◆ RECORDS SHOWN

····················

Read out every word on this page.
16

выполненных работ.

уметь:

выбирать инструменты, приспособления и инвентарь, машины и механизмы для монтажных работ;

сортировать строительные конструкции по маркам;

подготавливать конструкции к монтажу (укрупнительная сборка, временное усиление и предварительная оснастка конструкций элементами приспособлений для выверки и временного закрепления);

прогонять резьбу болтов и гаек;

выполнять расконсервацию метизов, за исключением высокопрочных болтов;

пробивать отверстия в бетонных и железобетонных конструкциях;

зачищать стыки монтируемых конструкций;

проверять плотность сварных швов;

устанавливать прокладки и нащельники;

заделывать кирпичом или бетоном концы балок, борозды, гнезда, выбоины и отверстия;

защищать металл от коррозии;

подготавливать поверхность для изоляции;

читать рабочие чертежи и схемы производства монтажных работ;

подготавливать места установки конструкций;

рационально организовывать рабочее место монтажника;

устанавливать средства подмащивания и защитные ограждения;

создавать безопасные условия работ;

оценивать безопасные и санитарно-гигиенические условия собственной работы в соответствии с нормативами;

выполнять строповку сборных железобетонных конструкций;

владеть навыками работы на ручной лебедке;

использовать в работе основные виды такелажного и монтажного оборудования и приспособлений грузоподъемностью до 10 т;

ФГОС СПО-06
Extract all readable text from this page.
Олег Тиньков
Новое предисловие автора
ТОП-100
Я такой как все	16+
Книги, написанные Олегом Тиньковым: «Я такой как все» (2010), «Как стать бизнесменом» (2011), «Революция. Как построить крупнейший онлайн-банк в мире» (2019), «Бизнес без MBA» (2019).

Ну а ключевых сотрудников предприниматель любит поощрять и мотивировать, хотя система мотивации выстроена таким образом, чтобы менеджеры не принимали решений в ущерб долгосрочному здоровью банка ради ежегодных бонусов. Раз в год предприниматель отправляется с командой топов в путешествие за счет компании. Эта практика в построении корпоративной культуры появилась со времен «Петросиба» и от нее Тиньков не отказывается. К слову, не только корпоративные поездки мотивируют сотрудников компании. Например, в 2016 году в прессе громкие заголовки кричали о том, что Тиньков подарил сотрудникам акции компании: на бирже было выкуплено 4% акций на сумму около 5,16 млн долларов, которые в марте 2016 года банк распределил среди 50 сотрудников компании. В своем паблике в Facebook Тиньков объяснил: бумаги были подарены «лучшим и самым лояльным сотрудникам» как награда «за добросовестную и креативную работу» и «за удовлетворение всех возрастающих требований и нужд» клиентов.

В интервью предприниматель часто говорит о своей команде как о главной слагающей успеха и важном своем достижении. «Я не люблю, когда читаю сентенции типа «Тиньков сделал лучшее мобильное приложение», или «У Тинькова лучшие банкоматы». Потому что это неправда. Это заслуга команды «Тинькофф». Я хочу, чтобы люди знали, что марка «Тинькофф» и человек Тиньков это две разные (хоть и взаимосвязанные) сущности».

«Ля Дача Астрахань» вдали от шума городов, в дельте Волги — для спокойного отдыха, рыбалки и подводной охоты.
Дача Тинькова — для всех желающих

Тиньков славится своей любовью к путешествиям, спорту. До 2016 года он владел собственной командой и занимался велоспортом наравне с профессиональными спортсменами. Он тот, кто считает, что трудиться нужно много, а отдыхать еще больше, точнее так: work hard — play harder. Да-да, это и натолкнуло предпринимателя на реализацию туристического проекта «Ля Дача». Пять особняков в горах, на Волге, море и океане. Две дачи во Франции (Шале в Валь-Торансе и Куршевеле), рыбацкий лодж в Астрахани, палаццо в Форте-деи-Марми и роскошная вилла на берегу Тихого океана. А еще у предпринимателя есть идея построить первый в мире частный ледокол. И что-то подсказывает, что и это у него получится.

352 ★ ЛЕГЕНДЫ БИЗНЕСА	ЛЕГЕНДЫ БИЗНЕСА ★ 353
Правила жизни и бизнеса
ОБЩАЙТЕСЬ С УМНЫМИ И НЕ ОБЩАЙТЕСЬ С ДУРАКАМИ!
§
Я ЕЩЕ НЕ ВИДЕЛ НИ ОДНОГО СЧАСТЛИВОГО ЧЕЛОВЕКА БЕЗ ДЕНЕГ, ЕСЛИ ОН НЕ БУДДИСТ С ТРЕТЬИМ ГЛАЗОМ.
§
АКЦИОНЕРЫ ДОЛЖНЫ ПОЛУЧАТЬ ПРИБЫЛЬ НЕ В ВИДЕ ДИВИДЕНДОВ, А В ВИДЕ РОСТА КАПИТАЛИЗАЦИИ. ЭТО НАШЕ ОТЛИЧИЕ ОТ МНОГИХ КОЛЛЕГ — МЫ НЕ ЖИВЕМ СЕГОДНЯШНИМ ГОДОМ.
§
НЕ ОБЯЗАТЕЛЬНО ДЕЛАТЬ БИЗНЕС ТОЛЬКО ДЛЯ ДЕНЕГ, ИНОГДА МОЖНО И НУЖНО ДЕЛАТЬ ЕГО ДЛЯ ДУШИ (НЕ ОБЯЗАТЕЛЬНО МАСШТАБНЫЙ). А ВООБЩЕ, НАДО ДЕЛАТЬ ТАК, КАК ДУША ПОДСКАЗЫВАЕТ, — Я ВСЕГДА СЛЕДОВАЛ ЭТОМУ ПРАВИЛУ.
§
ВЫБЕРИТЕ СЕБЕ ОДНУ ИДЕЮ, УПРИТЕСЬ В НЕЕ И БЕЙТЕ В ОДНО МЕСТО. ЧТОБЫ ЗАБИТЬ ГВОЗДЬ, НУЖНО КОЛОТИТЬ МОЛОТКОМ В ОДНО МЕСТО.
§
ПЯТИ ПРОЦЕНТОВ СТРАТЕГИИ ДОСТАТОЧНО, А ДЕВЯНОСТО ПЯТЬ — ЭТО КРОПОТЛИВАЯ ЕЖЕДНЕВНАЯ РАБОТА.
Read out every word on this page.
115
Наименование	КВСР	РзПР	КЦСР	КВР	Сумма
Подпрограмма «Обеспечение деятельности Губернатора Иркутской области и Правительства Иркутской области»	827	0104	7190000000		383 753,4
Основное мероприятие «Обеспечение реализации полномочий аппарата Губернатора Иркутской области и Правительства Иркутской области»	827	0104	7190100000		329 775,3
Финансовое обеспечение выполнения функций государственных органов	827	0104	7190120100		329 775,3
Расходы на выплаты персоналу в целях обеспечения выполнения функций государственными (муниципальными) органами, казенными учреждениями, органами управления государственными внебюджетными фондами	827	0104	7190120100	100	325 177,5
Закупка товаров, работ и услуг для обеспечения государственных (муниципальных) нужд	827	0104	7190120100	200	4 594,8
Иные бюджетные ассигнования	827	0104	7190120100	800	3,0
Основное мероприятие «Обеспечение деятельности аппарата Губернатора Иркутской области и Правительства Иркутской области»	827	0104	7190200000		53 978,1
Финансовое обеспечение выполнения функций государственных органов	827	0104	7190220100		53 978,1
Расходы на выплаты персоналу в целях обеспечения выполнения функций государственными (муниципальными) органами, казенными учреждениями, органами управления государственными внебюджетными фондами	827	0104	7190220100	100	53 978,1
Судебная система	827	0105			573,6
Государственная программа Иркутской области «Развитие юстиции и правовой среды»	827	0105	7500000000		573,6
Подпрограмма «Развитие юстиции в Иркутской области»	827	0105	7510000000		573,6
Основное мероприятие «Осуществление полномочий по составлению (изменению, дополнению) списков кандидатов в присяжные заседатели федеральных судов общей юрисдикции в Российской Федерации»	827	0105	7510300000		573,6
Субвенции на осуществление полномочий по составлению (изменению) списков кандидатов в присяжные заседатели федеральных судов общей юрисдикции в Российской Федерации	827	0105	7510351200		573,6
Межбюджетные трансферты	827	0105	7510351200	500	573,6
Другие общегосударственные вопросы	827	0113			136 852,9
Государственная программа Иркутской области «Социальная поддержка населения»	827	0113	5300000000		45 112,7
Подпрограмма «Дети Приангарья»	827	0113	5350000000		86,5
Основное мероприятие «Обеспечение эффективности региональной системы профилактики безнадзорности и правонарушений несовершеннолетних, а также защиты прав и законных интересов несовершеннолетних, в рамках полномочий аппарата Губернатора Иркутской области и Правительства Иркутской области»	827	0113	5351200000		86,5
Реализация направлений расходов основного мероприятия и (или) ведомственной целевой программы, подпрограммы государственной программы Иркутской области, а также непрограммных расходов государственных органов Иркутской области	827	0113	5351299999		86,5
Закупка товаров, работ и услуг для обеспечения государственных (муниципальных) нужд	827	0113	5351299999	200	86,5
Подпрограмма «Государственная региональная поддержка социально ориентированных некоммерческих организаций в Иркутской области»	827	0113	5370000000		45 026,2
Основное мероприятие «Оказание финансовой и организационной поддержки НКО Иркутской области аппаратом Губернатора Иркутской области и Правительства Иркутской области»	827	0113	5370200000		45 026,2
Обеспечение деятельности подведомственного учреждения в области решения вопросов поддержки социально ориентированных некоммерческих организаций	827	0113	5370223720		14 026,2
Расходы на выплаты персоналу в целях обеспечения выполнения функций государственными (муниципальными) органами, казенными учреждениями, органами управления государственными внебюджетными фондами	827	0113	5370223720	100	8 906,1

····················

◆ YOUR OBJECTIVE
Collect from the data above every line that includes "деятельности".

◆ RESULT BELOW
Подпрограмма «Обеспечение деятельности Губернатора Иркутской области и Правительства Иркутской области»	827	0104	7190000000		383 753,4
Основное мероприятие «Обеспечение деятельности аппарата Губернатора Иркутской области и Правительства Иркутской области»	827	0104	7190200000		53 978,1
Обеспечение деятельности подведомственного учреждения в области решения вопросов поддержки социально ориентированных некоммерческих организаций	827	0113	5370223720		14 026,2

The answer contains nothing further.